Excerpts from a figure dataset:
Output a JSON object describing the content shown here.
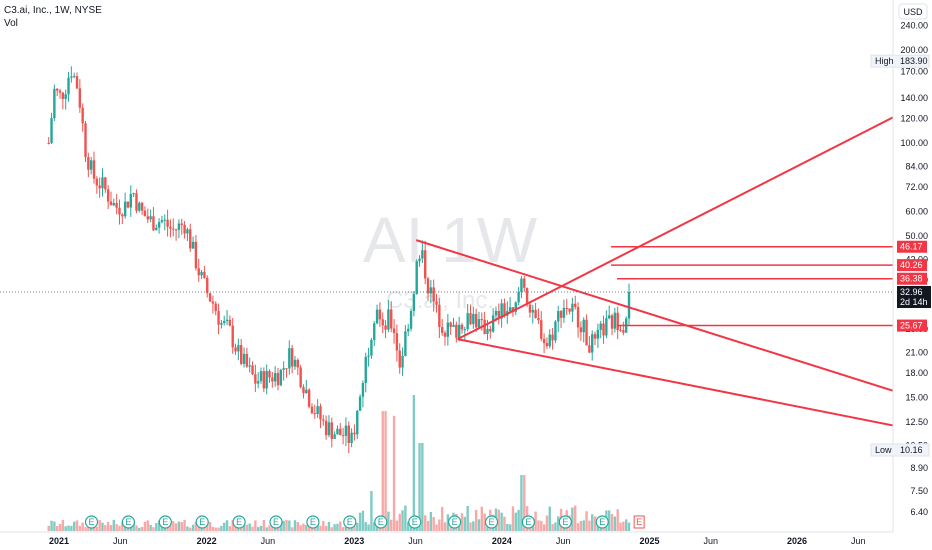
{
  "header": {
    "title": "C3.ai, Inc., 1W, NYSE",
    "sub": "Vol"
  },
  "watermark": {
    "ticker": "AI",
    "interval": "1W",
    "company": "C3.ai, Inc."
  },
  "currency": "USD",
  "colors": {
    "up": "#26a69a",
    "down": "#ef5350",
    "vol_up": "#80cbc4",
    "vol_down": "#f7a9a7",
    "drawing": "#f23645",
    "last": "#131722"
  },
  "chart_data": {
    "type": "candlestick",
    "title": "C3.ai, Inc., 1W, NYSE",
    "y_scale": "log",
    "ylim": [
      5.6,
      290
    ],
    "y_ticks": [
      240,
      200,
      170,
      140,
      120,
      100,
      84,
      72,
      60,
      50,
      42,
      36,
      30,
      25,
      21,
      18,
      15,
      12.5,
      10.5,
      8.9,
      7.5,
      6.4
    ],
    "x_ticks": [
      "2021",
      "Jun",
      "2022",
      "Jun",
      "2023",
      "Jun",
      "2024",
      "Jun",
      "2025",
      "Jun",
      "2026",
      "Jun"
    ],
    "x_tick_times": [
      2021.0,
      2021.415,
      2022.0,
      2022.415,
      2023.0,
      2023.415,
      2024.0,
      2024.415,
      2025.0,
      2025.415,
      2026.0,
      2026.415
    ],
    "xlim": [
      2020.6,
      2026.65
    ],
    "high": {
      "label": "High",
      "value": 183.9
    },
    "low": {
      "label": "Low",
      "value": 10.16
    },
    "last_price": {
      "value": 32.96,
      "countdown": "2d 14h"
    },
    "price_levels": [
      46.17,
      40.26,
      36.38,
      25.67
    ],
    "level_start_times": [
      2024.74,
      2024.74,
      2024.78,
      2024.78
    ],
    "trendlines": [
      {
        "from": [
          2023.42,
          48.5
        ],
        "to": [
          2026.65,
          15.8
        ]
      },
      {
        "from": [
          2023.7,
          23.2
        ],
        "to": [
          2026.65,
          12.2
        ]
      },
      {
        "from": [
          2023.7,
          23.2
        ],
        "to": [
          2026.65,
          121
        ]
      }
    ],
    "earnings_times": [
      2021.22,
      2021.47,
      2021.72,
      2021.97,
      2022.22,
      2022.47,
      2022.72,
      2022.97,
      2023.18,
      2023.41,
      2023.68,
      2023.93,
      2024.18,
      2024.43,
      2024.68,
      2024.93
    ],
    "earnings_label": "E",
    "upcoming_earnings": 2024.93,
    "anchors": [
      [
        2020.93,
        100
      ],
      [
        2020.97,
        150
      ],
      [
        2021.0,
        140
      ],
      [
        2021.04,
        150
      ],
      [
        2021.08,
        175
      ],
      [
        2021.13,
        150
      ],
      [
        2021.18,
        95
      ],
      [
        2021.23,
        78
      ],
      [
        2021.3,
        72
      ],
      [
        2021.38,
        62
      ],
      [
        2021.45,
        63
      ],
      [
        2021.5,
        70
      ],
      [
        2021.55,
        60
      ],
      [
        2021.62,
        56
      ],
      [
        2021.7,
        56
      ],
      [
        2021.77,
        52
      ],
      [
        2021.85,
        55
      ],
      [
        2021.9,
        46
      ],
      [
        2021.95,
        38
      ],
      [
        2022.0,
        33
      ],
      [
        2022.05,
        30
      ],
      [
        2022.1,
        26
      ],
      [
        2022.15,
        25
      ],
      [
        2022.22,
        20.5
      ],
      [
        2022.28,
        18.5
      ],
      [
        2022.33,
        17
      ],
      [
        2022.42,
        17.5
      ],
      [
        2022.5,
        18
      ],
      [
        2022.57,
        21
      ],
      [
        2022.65,
        17
      ],
      [
        2022.72,
        14
      ],
      [
        2022.8,
        12.2
      ],
      [
        2022.88,
        11.5
      ],
      [
        2022.94,
        11.4
      ],
      [
        2022.98,
        10.8
      ],
      [
        2023.03,
        14
      ],
      [
        2023.07,
        19
      ],
      [
        2023.11,
        24
      ],
      [
        2023.15,
        31
      ],
      [
        2023.19,
        24
      ],
      [
        2023.23,
        27
      ],
      [
        2023.27,
        25
      ],
      [
        2023.31,
        19
      ],
      [
        2023.36,
        26
      ],
      [
        2023.39,
        30
      ],
      [
        2023.42,
        40
      ],
      [
        2023.46,
        43
      ],
      [
        2023.5,
        35
      ],
      [
        2023.56,
        28
      ],
      [
        2023.62,
        25
      ],
      [
        2023.68,
        24.5
      ],
      [
        2023.74,
        27
      ],
      [
        2023.8,
        28
      ],
      [
        2023.86,
        25
      ],
      [
        2023.92,
        26
      ],
      [
        2023.98,
        28
      ],
      [
        2024.03,
        29
      ],
      [
        2024.08,
        27
      ],
      [
        2024.14,
        38
      ],
      [
        2024.2,
        27
      ],
      [
        2024.26,
        25.5
      ],
      [
        2024.3,
        22
      ],
      [
        2024.35,
        25
      ],
      [
        2024.41,
        30
      ],
      [
        2024.47,
        29
      ],
      [
        2024.53,
        27
      ],
      [
        2024.58,
        23
      ],
      [
        2024.63,
        22
      ],
      [
        2024.68,
        25
      ],
      [
        2024.73,
        26
      ],
      [
        2024.79,
        27
      ],
      [
        2024.83,
        26
      ],
      [
        2024.87,
        32.96
      ]
    ],
    "volume_spikes": [
      [
        2023.11,
        0.25
      ],
      [
        2023.2,
        0.75
      ],
      [
        2023.27,
        0.72
      ],
      [
        2023.41,
        0.85
      ],
      [
        2023.45,
        0.55
      ],
      [
        2024.14,
        0.35
      ]
    ]
  }
}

■ **Task statement**: Make an exact copy of every record, pictures excluded.

■ **Response to the exercise**:
Output a JSON object describing the content shown here.
{
  "header": {
    "title": "C3.ai, Inc., 1W, NYSE",
    "sub": "Vol"
  },
  "watermark": {
    "ticker": "AI",
    "interval": "1W",
    "company": "C3.ai, Inc."
  },
  "currency": "USD",
  "colors": {
    "up": "#26a69a",
    "down": "#ef5350",
    "vol_up": "#80cbc4",
    "vol_down": "#f7a9a7",
    "drawing": "#f23645",
    "last": "#131722"
  },
  "chart_data": {
    "type": "candlestick",
    "title": "C3.ai, Inc., 1W, NYSE",
    "y_scale": "log",
    "ylim": [
      5.6,
      290
    ],
    "y_ticks": [
      240,
      200,
      170,
      140,
      120,
      100,
      84,
      72,
      60,
      50,
      42,
      36,
      30,
      25,
      21,
      18,
      15,
      12.5,
      10.5,
      8.9,
      7.5,
      6.4
    ],
    "x_ticks": [
      "2021",
      "Jun",
      "2022",
      "Jun",
      "2023",
      "Jun",
      "2024",
      "Jun",
      "2025",
      "Jun",
      "2026",
      "Jun"
    ],
    "x_tick_times": [
      2021.0,
      2021.415,
      2022.0,
      2022.415,
      2023.0,
      2023.415,
      2024.0,
      2024.415,
      2025.0,
      2025.415,
      2026.0,
      2026.415
    ],
    "xlim": [
      2020.6,
      2026.65
    ],
    "high": {
      "label": "High",
      "value": 183.9
    },
    "low": {
      "label": "Low",
      "value": 10.16
    },
    "last_price": {
      "value": 32.96,
      "countdown": "2d 14h"
    },
    "price_levels": [
      46.17,
      40.26,
      36.38,
      25.67
    ],
    "level_start_times": [
      2024.74,
      2024.74,
      2024.78,
      2024.78
    ],
    "trendlines": [
      {
        "from": [
          2023.42,
          48.5
        ],
        "to": [
          2026.65,
          15.8
        ]
      },
      {
        "from": [
          2023.7,
          23.2
        ],
        "to": [
          2026.65,
          12.2
        ]
      },
      {
        "from": [
          2023.7,
          23.2
        ],
        "to": [
          2026.65,
          121
        ]
      }
    ],
    "earnings_times": [
      2021.22,
      2021.47,
      2021.72,
      2021.97,
      2022.22,
      2022.47,
      2022.72,
      2022.97,
      2023.18,
      2023.41,
      2023.68,
      2023.93,
      2024.18,
      2024.43,
      2024.68,
      2024.93
    ],
    "earnings_label": "E",
    "upcoming_earnings": 2024.93,
    "anchors": [
      [
        2020.93,
        100
      ],
      [
        2020.97,
        150
      ],
      [
        2021.0,
        140
      ],
      [
        2021.04,
        150
      ],
      [
        2021.08,
        175
      ],
      [
        2021.13,
        150
      ],
      [
        2021.18,
        95
      ],
      [
        2021.23,
        78
      ],
      [
        2021.3,
        72
      ],
      [
        2021.38,
        62
      ],
      [
        2021.45,
        63
      ],
      [
        2021.5,
        70
      ],
      [
        2021.55,
        60
      ],
      [
        2021.62,
        56
      ],
      [
        2021.7,
        56
      ],
      [
        2021.77,
        52
      ],
      [
        2021.85,
        55
      ],
      [
        2021.9,
        46
      ],
      [
        2021.95,
        38
      ],
      [
        2022.0,
        33
      ],
      [
        2022.05,
        30
      ],
      [
        2022.1,
        26
      ],
      [
        2022.15,
        25
      ],
      [
        2022.22,
        20.5
      ],
      [
        2022.28,
        18.5
      ],
      [
        2022.33,
        17
      ],
      [
        2022.42,
        17.5
      ],
      [
        2022.5,
        18
      ],
      [
        2022.57,
        21
      ],
      [
        2022.65,
        17
      ],
      [
        2022.72,
        14
      ],
      [
        2022.8,
        12.2
      ],
      [
        2022.88,
        11.5
      ],
      [
        2022.94,
        11.4
      ],
      [
        2022.98,
        10.8
      ],
      [
        2023.03,
        14
      ],
      [
        2023.07,
        19
      ],
      [
        2023.11,
        24
      ],
      [
        2023.15,
        31
      ],
      [
        2023.19,
        24
      ],
      [
        2023.23,
        27
      ],
      [
        2023.27,
        25
      ],
      [
        2023.31,
        19
      ],
      [
        2023.36,
        26
      ],
      [
        2023.39,
        30
      ],
      [
        2023.42,
        40
      ],
      [
        2023.46,
        43
      ],
      [
        2023.5,
        35
      ],
      [
        2023.56,
        28
      ],
      [
        2023.62,
        25
      ],
      [
        2023.68,
        24.5
      ],
      [
        2023.74,
        27
      ],
      [
        2023.8,
        28
      ],
      [
        2023.86,
        25
      ],
      [
        2023.92,
        26
      ],
      [
        2023.98,
        28
      ],
      [
        2024.03,
        29
      ],
      [
        2024.08,
        27
      ],
      [
        2024.14,
        38
      ],
      [
        2024.2,
        27
      ],
      [
        2024.26,
        25.5
      ],
      [
        2024.3,
        22
      ],
      [
        2024.35,
        25
      ],
      [
        2024.41,
        30
      ],
      [
        2024.47,
        29
      ],
      [
        2024.53,
        27
      ],
      [
        2024.58,
        23
      ],
      [
        2024.63,
        22
      ],
      [
        2024.68,
        25
      ],
      [
        2024.73,
        26
      ],
      [
        2024.79,
        27
      ],
      [
        2024.83,
        26
      ],
      [
        2024.87,
        32.96
      ]
    ],
    "volume_spikes": [
      [
        2023.11,
        0.25
      ],
      [
        2023.2,
        0.75
      ],
      [
        2023.27,
        0.72
      ],
      [
        2023.41,
        0.85
      ],
      [
        2023.45,
        0.55
      ],
      [
        2024.14,
        0.35
      ]
    ]
  }
}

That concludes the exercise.